**What you have to do**
Check every line below for the word "JSON" and copy the ones that have it.

**Material supplied**
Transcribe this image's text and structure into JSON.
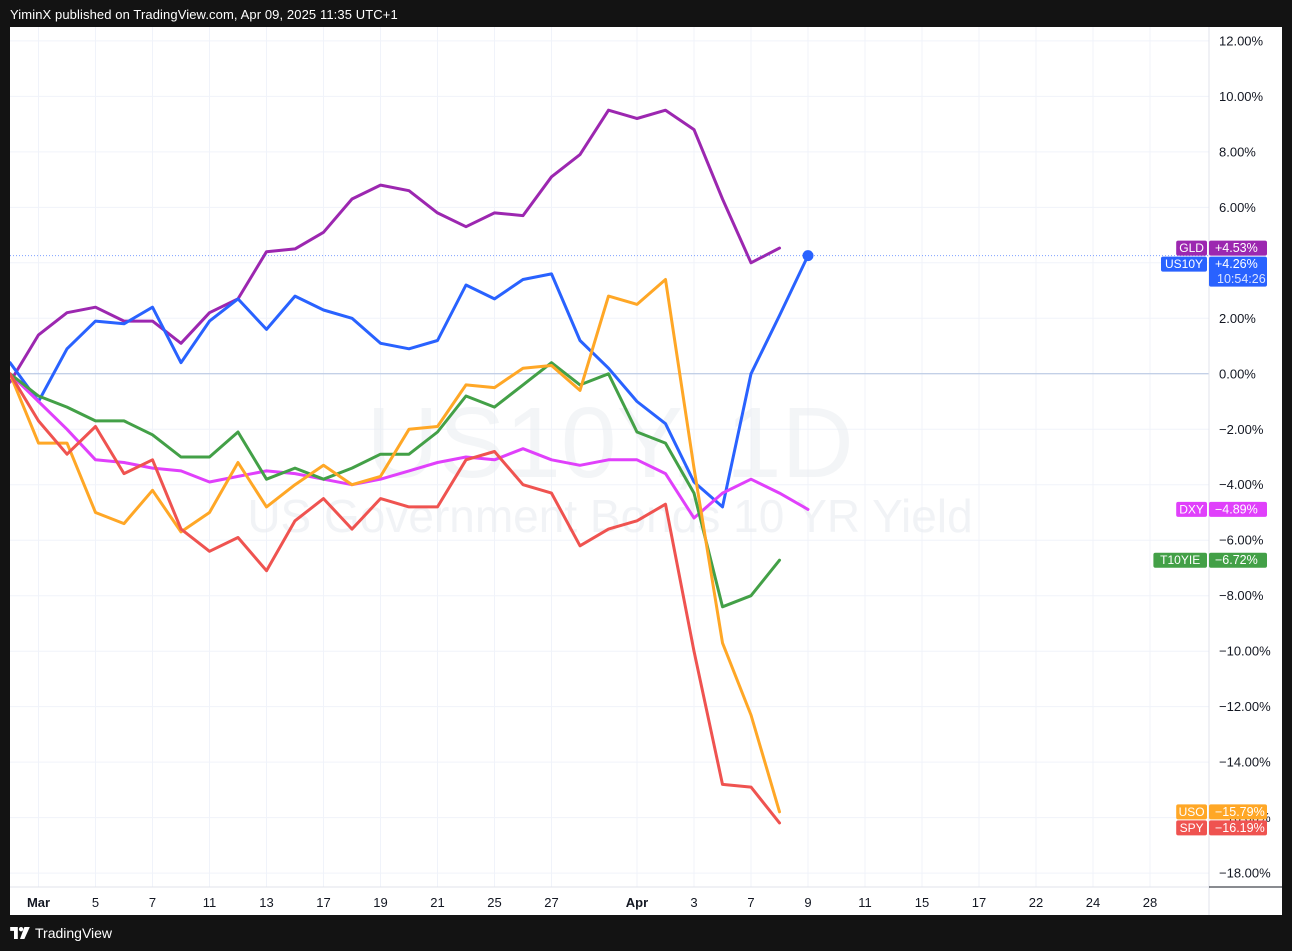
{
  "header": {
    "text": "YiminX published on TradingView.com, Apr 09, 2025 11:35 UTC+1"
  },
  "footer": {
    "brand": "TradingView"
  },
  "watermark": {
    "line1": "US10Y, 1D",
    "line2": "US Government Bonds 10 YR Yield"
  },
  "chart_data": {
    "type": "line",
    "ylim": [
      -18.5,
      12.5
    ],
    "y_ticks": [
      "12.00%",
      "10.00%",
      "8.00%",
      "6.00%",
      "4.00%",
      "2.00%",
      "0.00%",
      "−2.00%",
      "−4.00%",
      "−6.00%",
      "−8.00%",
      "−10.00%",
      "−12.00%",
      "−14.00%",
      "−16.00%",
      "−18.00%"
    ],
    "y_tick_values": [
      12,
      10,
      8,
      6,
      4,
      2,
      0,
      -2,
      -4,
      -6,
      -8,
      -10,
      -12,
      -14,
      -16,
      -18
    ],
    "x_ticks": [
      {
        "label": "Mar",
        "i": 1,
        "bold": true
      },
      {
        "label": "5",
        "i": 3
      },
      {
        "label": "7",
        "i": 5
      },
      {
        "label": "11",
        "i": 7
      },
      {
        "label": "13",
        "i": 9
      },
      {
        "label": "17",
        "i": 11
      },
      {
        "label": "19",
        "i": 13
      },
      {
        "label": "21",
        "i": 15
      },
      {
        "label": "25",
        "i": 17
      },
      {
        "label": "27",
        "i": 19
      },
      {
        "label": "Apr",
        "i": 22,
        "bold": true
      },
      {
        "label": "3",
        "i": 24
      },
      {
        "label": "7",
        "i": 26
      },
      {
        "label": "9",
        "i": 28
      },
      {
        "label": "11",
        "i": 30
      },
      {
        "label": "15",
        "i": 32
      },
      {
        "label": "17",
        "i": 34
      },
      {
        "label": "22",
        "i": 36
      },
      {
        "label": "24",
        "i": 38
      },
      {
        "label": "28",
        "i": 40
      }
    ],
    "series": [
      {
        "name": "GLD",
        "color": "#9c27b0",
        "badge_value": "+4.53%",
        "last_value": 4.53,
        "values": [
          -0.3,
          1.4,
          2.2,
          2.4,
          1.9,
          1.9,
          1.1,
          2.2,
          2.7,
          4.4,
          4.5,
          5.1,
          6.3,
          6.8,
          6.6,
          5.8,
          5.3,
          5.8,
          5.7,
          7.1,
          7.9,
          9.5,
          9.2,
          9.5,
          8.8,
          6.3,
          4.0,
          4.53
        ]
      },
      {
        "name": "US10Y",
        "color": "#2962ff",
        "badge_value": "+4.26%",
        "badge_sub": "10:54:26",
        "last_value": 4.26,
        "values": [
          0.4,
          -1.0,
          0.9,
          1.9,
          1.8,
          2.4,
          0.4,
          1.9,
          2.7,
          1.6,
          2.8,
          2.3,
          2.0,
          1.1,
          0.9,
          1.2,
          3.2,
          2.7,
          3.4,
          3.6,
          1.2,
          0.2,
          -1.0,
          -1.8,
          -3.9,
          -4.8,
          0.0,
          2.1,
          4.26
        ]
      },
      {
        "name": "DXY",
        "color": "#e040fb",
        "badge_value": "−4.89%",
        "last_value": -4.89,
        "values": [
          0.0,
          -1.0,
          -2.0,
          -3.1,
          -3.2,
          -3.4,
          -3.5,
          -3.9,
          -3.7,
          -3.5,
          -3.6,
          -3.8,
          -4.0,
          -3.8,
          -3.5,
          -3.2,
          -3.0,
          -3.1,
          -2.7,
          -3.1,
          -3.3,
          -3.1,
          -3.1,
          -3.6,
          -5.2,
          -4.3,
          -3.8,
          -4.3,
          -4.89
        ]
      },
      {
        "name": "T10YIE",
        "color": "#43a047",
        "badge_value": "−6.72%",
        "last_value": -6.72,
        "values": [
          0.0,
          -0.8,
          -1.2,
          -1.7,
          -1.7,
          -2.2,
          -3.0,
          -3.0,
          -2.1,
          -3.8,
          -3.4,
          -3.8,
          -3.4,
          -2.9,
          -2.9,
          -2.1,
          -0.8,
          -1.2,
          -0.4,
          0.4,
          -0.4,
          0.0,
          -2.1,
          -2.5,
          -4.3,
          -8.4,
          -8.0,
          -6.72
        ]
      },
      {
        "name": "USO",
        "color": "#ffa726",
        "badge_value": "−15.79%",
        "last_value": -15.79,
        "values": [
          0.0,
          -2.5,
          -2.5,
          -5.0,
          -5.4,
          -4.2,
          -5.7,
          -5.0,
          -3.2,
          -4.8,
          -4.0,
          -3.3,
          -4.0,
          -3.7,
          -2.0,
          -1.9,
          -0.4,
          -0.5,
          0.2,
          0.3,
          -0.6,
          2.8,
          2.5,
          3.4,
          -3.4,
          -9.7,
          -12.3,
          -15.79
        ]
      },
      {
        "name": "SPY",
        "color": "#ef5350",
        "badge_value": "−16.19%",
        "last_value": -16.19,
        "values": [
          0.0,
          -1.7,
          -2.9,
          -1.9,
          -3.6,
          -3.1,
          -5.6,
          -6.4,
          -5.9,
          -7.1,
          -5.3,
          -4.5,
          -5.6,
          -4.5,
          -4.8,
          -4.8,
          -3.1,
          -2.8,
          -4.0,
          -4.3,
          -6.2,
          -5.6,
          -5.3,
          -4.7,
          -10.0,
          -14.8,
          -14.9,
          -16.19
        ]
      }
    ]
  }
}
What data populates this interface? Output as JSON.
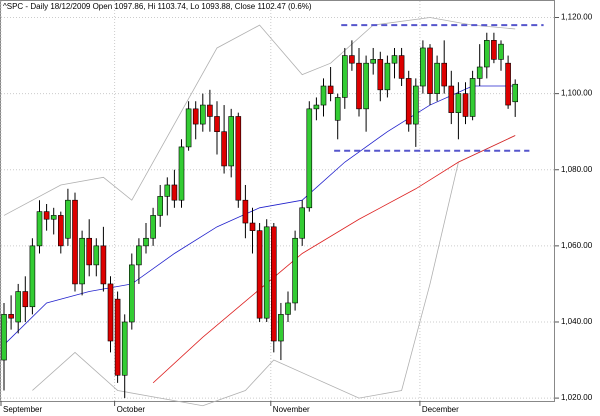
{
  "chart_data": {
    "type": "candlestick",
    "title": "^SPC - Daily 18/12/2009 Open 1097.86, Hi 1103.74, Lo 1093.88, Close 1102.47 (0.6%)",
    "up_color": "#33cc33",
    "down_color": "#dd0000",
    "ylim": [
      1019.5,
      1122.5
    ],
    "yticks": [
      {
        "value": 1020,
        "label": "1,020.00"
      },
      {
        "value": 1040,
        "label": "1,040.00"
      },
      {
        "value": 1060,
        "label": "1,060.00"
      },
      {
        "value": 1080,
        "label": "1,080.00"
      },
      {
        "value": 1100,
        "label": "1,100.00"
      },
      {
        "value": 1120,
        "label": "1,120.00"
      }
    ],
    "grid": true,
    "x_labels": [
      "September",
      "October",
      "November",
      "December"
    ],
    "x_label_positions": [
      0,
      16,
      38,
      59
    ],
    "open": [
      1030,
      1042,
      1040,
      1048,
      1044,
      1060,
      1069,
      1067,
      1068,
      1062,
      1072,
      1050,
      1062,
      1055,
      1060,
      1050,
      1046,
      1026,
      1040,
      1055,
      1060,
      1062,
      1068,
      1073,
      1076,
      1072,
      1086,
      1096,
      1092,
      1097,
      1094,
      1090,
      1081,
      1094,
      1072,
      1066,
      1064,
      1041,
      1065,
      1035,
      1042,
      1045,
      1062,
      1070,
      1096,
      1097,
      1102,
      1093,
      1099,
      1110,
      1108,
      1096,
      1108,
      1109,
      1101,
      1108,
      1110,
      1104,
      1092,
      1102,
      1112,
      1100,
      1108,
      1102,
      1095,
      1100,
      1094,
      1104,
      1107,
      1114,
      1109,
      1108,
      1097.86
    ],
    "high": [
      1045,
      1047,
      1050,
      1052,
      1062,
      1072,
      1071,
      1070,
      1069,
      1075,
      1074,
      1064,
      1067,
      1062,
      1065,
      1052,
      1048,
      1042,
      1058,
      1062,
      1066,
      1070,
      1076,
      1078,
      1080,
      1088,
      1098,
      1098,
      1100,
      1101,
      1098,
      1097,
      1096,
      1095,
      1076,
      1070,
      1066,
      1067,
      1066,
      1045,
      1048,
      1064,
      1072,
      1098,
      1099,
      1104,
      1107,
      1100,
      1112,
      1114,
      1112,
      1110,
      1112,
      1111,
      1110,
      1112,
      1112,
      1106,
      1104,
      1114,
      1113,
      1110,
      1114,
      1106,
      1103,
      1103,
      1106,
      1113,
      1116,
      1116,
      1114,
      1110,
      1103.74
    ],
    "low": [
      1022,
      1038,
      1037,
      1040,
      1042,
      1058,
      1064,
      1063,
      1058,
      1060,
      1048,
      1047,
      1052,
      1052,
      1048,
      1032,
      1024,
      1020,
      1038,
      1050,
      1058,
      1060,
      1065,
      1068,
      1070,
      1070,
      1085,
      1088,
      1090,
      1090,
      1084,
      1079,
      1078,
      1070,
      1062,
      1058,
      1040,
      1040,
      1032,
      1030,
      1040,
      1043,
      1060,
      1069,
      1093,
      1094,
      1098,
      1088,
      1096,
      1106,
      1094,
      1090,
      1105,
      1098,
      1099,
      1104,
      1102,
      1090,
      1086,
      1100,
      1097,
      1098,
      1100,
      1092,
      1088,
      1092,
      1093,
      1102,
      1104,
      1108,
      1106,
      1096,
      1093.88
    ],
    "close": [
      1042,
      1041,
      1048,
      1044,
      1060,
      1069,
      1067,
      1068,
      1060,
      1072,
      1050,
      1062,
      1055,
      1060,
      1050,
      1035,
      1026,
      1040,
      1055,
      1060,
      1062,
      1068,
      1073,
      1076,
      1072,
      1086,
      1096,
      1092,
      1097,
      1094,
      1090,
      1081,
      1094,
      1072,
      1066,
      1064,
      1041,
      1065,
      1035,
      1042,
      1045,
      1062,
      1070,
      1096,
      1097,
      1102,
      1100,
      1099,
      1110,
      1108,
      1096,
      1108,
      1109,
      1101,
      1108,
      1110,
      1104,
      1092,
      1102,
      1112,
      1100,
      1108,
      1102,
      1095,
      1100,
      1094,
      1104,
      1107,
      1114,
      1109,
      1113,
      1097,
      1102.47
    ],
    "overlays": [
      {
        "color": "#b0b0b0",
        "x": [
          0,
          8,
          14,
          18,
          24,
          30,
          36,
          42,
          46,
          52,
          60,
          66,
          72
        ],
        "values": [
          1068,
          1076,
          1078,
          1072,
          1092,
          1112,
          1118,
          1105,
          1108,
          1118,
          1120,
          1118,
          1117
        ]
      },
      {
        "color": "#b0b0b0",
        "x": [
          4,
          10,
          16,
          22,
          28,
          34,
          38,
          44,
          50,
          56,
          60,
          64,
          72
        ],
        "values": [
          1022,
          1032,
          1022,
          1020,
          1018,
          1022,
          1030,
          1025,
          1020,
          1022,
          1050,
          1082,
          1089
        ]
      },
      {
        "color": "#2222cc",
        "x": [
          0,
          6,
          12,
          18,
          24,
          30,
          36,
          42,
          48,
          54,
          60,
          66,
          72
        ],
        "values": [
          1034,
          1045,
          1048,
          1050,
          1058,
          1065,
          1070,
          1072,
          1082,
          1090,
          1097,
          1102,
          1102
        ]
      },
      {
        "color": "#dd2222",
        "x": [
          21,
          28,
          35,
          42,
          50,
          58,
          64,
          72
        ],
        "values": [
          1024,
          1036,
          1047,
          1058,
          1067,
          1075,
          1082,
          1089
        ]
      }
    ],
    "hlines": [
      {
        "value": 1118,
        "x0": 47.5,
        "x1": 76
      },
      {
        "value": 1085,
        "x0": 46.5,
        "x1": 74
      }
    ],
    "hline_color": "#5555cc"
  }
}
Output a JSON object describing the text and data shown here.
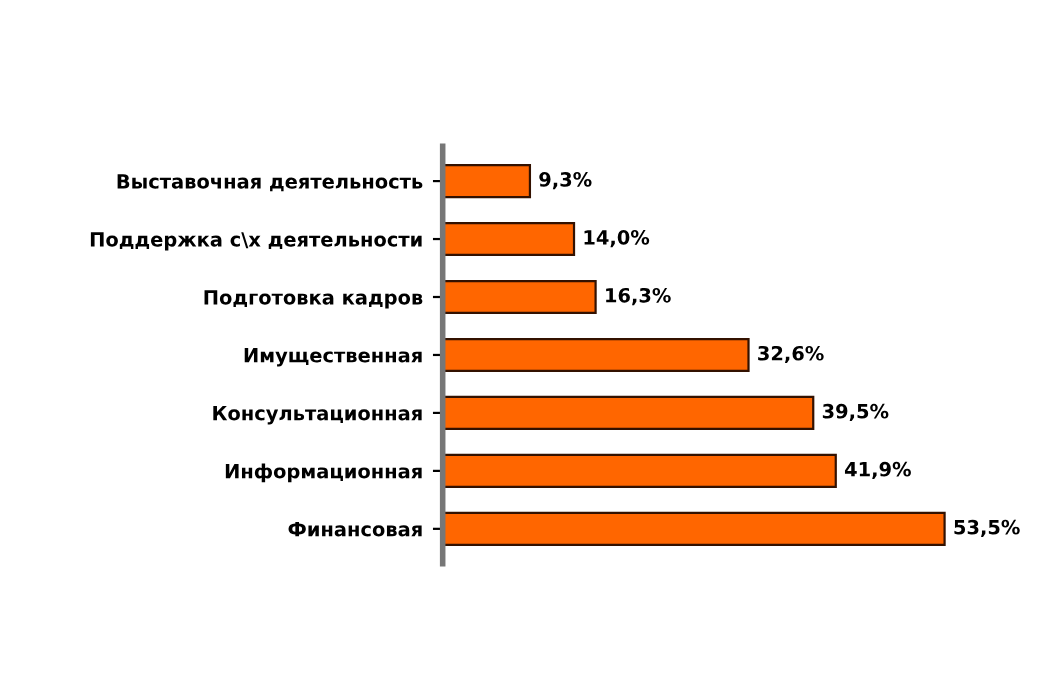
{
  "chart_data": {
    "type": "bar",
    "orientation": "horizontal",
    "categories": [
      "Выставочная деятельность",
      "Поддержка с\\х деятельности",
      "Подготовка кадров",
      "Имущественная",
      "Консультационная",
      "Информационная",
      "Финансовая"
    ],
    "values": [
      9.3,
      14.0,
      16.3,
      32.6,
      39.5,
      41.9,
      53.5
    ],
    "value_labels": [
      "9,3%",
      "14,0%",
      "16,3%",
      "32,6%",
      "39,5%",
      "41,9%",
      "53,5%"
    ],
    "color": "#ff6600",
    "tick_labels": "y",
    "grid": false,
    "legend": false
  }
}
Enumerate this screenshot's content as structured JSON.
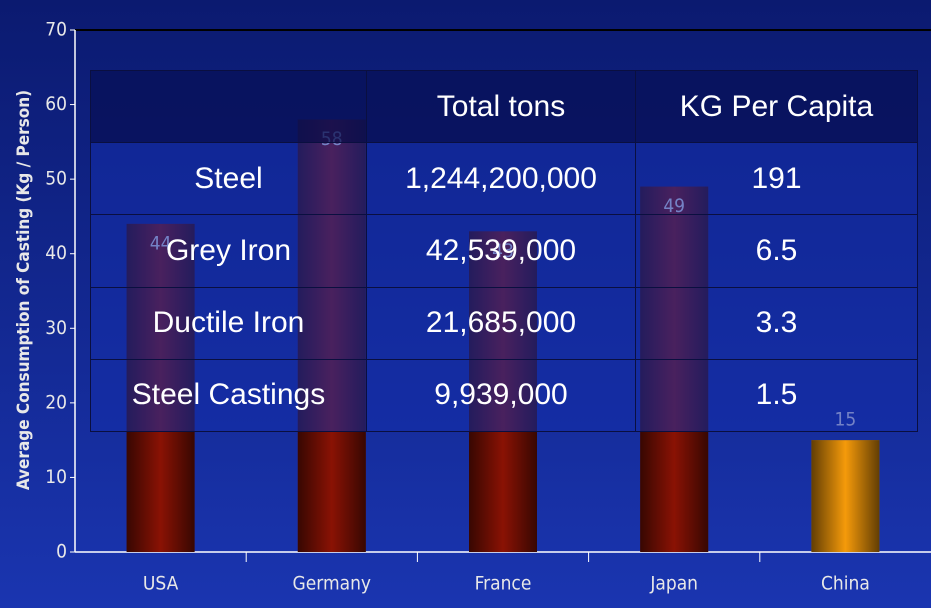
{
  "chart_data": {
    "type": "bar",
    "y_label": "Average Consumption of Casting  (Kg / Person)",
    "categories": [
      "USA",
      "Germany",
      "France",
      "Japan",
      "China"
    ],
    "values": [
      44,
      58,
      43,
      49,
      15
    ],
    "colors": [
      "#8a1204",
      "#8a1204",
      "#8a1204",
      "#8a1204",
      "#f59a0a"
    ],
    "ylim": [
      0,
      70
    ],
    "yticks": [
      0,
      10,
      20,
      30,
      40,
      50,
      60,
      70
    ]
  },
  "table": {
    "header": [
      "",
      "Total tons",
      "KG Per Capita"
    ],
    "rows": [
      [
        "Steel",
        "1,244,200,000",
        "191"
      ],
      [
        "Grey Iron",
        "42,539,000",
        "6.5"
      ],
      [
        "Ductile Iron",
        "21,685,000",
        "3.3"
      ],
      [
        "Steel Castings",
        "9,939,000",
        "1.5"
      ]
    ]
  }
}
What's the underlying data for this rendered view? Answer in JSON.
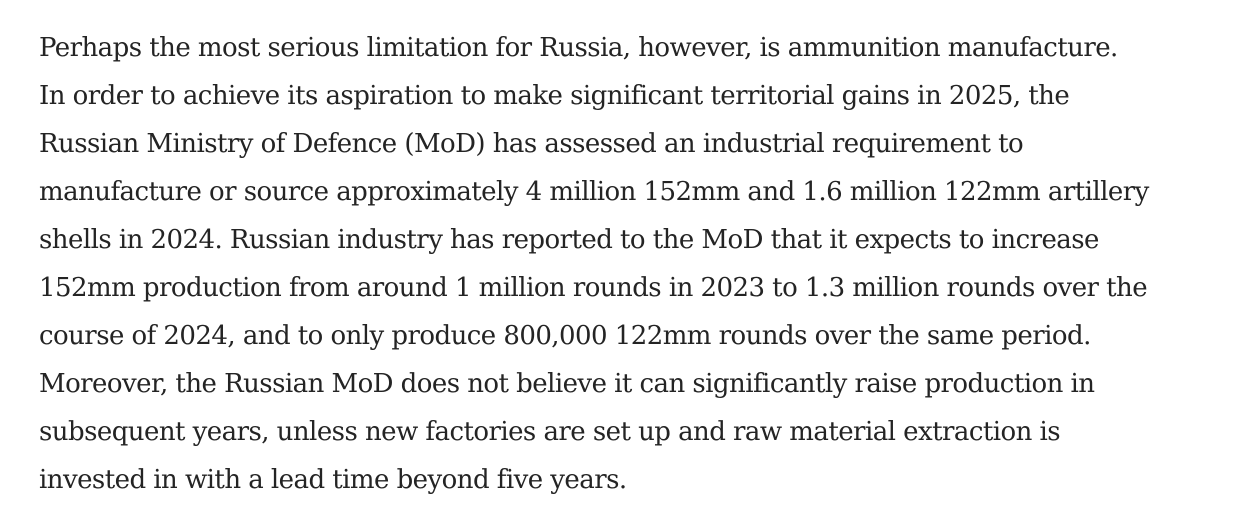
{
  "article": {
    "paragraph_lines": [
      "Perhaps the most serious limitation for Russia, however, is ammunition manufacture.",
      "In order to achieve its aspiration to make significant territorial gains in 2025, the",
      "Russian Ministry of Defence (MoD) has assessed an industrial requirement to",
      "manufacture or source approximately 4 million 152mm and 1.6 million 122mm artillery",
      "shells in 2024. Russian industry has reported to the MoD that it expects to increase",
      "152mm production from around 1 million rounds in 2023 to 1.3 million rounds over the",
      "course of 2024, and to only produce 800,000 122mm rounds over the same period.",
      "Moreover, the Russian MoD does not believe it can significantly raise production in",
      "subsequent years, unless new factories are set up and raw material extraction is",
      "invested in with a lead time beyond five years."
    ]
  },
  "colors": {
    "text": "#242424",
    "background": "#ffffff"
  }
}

**Correct result**
Transcribe this image's text and structure into JSON.
What data populates this interface? Output as JSON.
Output a JSON object describing the text and data shown here.
Enumerate this screenshot's content as structured JSON.
What's the underlying data for this rendered view? Answer in JSON.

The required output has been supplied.